DIRECTIONS:
Repeat each entry exactly and drop the pictures.

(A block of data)
------------------------
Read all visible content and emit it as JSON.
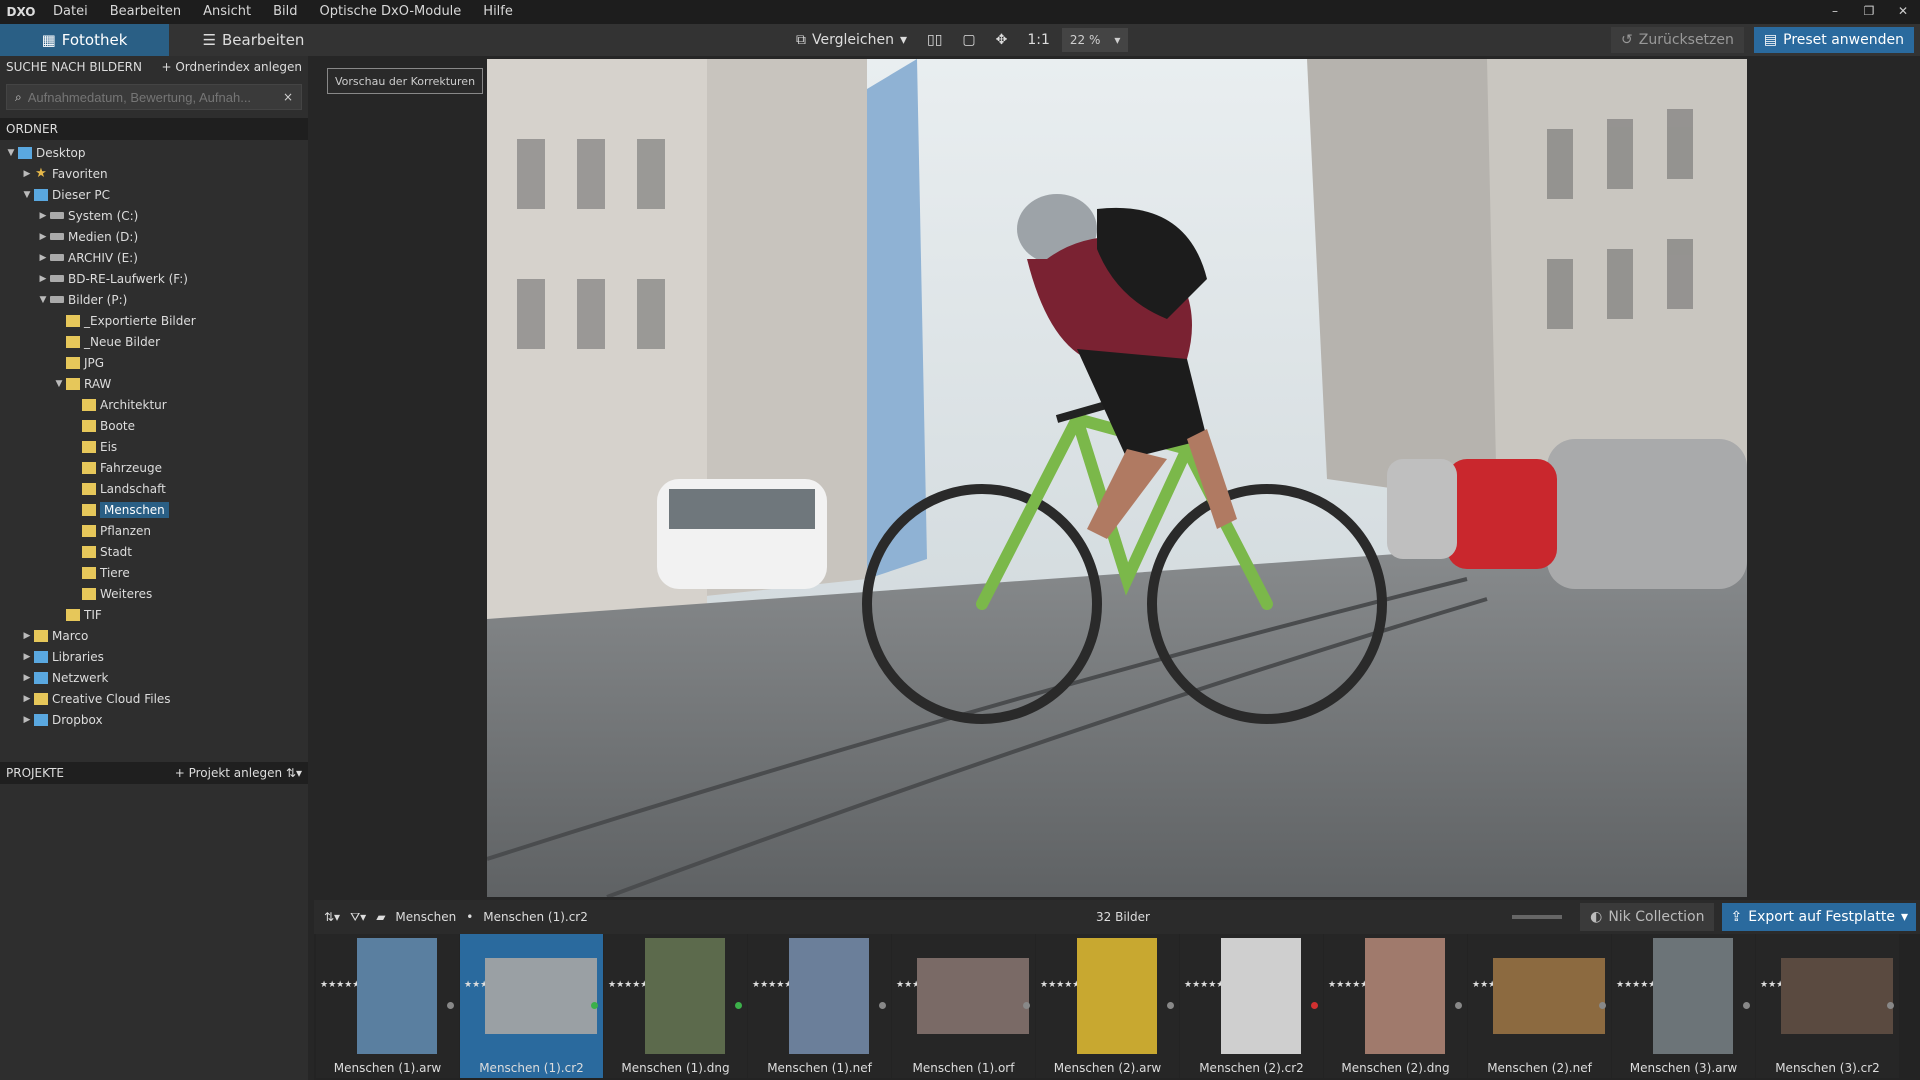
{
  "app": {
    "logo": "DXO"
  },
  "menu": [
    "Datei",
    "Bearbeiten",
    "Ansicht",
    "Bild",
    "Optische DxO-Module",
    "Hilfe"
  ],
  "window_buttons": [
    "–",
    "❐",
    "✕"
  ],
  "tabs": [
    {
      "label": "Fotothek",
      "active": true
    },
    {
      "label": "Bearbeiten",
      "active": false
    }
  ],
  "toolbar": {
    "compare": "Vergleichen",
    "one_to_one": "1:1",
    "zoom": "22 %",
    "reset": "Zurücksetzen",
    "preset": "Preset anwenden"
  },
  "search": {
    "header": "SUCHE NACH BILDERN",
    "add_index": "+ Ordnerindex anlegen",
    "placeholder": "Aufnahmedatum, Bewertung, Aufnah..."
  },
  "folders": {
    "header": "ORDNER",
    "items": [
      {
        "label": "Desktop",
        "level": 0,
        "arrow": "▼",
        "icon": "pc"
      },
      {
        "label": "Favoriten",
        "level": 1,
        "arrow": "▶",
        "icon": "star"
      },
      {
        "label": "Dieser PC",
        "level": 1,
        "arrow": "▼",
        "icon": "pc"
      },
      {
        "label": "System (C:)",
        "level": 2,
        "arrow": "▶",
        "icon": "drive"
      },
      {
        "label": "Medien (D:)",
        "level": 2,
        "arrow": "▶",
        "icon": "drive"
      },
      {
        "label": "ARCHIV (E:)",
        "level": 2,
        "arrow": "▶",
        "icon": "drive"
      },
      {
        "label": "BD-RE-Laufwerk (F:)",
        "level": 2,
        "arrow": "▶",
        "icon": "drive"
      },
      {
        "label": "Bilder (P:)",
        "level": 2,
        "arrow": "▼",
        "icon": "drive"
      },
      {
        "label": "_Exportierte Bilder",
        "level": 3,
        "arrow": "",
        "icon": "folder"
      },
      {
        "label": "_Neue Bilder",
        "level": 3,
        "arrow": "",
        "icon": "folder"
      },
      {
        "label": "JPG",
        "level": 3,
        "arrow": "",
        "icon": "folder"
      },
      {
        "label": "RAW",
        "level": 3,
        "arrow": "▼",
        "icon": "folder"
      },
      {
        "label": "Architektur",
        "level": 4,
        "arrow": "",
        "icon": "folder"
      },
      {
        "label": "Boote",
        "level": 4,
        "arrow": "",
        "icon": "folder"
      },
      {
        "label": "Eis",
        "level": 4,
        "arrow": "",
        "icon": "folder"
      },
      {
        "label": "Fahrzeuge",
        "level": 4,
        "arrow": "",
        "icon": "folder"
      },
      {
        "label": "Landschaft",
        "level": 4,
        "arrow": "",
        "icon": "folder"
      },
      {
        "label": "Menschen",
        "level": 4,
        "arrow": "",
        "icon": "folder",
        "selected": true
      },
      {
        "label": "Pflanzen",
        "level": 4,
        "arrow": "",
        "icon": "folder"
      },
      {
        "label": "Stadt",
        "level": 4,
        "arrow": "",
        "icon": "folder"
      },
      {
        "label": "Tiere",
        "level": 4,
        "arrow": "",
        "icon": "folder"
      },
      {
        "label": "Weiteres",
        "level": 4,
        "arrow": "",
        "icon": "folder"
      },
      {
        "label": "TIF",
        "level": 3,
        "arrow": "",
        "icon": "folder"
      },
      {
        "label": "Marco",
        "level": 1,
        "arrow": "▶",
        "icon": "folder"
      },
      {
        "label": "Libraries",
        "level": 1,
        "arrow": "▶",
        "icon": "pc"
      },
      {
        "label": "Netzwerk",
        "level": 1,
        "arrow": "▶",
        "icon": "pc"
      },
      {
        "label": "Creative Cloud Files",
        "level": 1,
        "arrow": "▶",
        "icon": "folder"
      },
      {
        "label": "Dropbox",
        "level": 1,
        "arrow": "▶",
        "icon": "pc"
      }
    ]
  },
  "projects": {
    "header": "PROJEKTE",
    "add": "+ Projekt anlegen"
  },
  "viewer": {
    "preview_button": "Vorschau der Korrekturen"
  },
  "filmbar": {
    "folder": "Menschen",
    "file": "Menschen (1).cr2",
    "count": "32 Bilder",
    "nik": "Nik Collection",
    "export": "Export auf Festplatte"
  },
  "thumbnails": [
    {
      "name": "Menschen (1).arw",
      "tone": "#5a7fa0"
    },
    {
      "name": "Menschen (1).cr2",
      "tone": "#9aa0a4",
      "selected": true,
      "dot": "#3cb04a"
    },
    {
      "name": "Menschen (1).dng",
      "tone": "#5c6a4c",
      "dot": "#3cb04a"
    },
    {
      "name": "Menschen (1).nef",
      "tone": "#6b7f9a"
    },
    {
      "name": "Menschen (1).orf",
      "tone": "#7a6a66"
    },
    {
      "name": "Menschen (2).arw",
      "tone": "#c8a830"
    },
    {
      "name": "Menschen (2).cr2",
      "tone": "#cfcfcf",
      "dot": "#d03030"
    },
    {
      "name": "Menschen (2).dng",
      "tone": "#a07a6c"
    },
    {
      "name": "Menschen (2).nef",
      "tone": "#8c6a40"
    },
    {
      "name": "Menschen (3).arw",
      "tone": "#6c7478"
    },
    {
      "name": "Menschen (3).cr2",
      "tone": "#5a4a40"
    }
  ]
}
------------------------
FINISHED TASK:
Read all visible content and emit it as JSON.
{
  "app": {
    "logo": "DXO"
  },
  "menu": [
    "Datei",
    "Bearbeiten",
    "Ansicht",
    "Bild",
    "Optische DxO-Module",
    "Hilfe"
  ],
  "window_buttons": [
    "–",
    "❐",
    "✕"
  ],
  "tabs": [
    {
      "label": "Fotothek",
      "active": true
    },
    {
      "label": "Bearbeiten",
      "active": false
    }
  ],
  "toolbar": {
    "compare": "Vergleichen",
    "one_to_one": "1:1",
    "zoom": "22 %",
    "reset": "Zurücksetzen",
    "preset": "Preset anwenden"
  },
  "search": {
    "header": "SUCHE NACH BILDERN",
    "add_index": "+ Ordnerindex anlegen",
    "placeholder": "Aufnahmedatum, Bewertung, Aufnah..."
  },
  "folders": {
    "header": "ORDNER",
    "items": [
      {
        "label": "Desktop",
        "level": 0,
        "arrow": "▼",
        "icon": "pc"
      },
      {
        "label": "Favoriten",
        "level": 1,
        "arrow": "▶",
        "icon": "star"
      },
      {
        "label": "Dieser PC",
        "level": 1,
        "arrow": "▼",
        "icon": "pc"
      },
      {
        "label": "System (C:)",
        "level": 2,
        "arrow": "▶",
        "icon": "drive"
      },
      {
        "label": "Medien (D:)",
        "level": 2,
        "arrow": "▶",
        "icon": "drive"
      },
      {
        "label": "ARCHIV (E:)",
        "level": 2,
        "arrow": "▶",
        "icon": "drive"
      },
      {
        "label": "BD-RE-Laufwerk (F:)",
        "level": 2,
        "arrow": "▶",
        "icon": "drive"
      },
      {
        "label": "Bilder (P:)",
        "level": 2,
        "arrow": "▼",
        "icon": "drive"
      },
      {
        "label": "_Exportierte Bilder",
        "level": 3,
        "arrow": "",
        "icon": "folder"
      },
      {
        "label": "_Neue Bilder",
        "level": 3,
        "arrow": "",
        "icon": "folder"
      },
      {
        "label": "JPG",
        "level": 3,
        "arrow": "",
        "icon": "folder"
      },
      {
        "label": "RAW",
        "level": 3,
        "arrow": "▼",
        "icon": "folder"
      },
      {
        "label": "Architektur",
        "level": 4,
        "arrow": "",
        "icon": "folder"
      },
      {
        "label": "Boote",
        "level": 4,
        "arrow": "",
        "icon": "folder"
      },
      {
        "label": "Eis",
        "level": 4,
        "arrow": "",
        "icon": "folder"
      },
      {
        "label": "Fahrzeuge",
        "level": 4,
        "arrow": "",
        "icon": "folder"
      },
      {
        "label": "Landschaft",
        "level": 4,
        "arrow": "",
        "icon": "folder"
      },
      {
        "label": "Menschen",
        "level": 4,
        "arrow": "",
        "icon": "folder",
        "selected": true
      },
      {
        "label": "Pflanzen",
        "level": 4,
        "arrow": "",
        "icon": "folder"
      },
      {
        "label": "Stadt",
        "level": 4,
        "arrow": "",
        "icon": "folder"
      },
      {
        "label": "Tiere",
        "level": 4,
        "arrow": "",
        "icon": "folder"
      },
      {
        "label": "Weiteres",
        "level": 4,
        "arrow": "",
        "icon": "folder"
      },
      {
        "label": "TIF",
        "level": 3,
        "arrow": "",
        "icon": "folder"
      },
      {
        "label": "Marco",
        "level": 1,
        "arrow": "▶",
        "icon": "folder"
      },
      {
        "label": "Libraries",
        "level": 1,
        "arrow": "▶",
        "icon": "pc"
      },
      {
        "label": "Netzwerk",
        "level": 1,
        "arrow": "▶",
        "icon": "pc"
      },
      {
        "label": "Creative Cloud Files",
        "level": 1,
        "arrow": "▶",
        "icon": "folder"
      },
      {
        "label": "Dropbox",
        "level": 1,
        "arrow": "▶",
        "icon": "pc"
      }
    ]
  },
  "projects": {
    "header": "PROJEKTE",
    "add": "+ Projekt anlegen"
  },
  "viewer": {
    "preview_button": "Vorschau der Korrekturen"
  },
  "filmbar": {
    "folder": "Menschen",
    "file": "Menschen (1).cr2",
    "count": "32 Bilder",
    "nik": "Nik Collection",
    "export": "Export auf Festplatte"
  },
  "thumbnails": [
    {
      "name": "Menschen (1).arw",
      "tone": "#5a7fa0"
    },
    {
      "name": "Menschen (1).cr2",
      "tone": "#9aa0a4",
      "selected": true,
      "dot": "#3cb04a"
    },
    {
      "name": "Menschen (1).dng",
      "tone": "#5c6a4c",
      "dot": "#3cb04a"
    },
    {
      "name": "Menschen (1).nef",
      "tone": "#6b7f9a"
    },
    {
      "name": "Menschen (1).orf",
      "tone": "#7a6a66"
    },
    {
      "name": "Menschen (2).arw",
      "tone": "#c8a830"
    },
    {
      "name": "Menschen (2).cr2",
      "tone": "#cfcfcf",
      "dot": "#d03030"
    },
    {
      "name": "Menschen (2).dng",
      "tone": "#a07a6c"
    },
    {
      "name": "Menschen (2).nef",
      "tone": "#8c6a40"
    },
    {
      "name": "Menschen (3).arw",
      "tone": "#6c7478"
    },
    {
      "name": "Menschen (3).cr2",
      "tone": "#5a4a40"
    }
  ]
}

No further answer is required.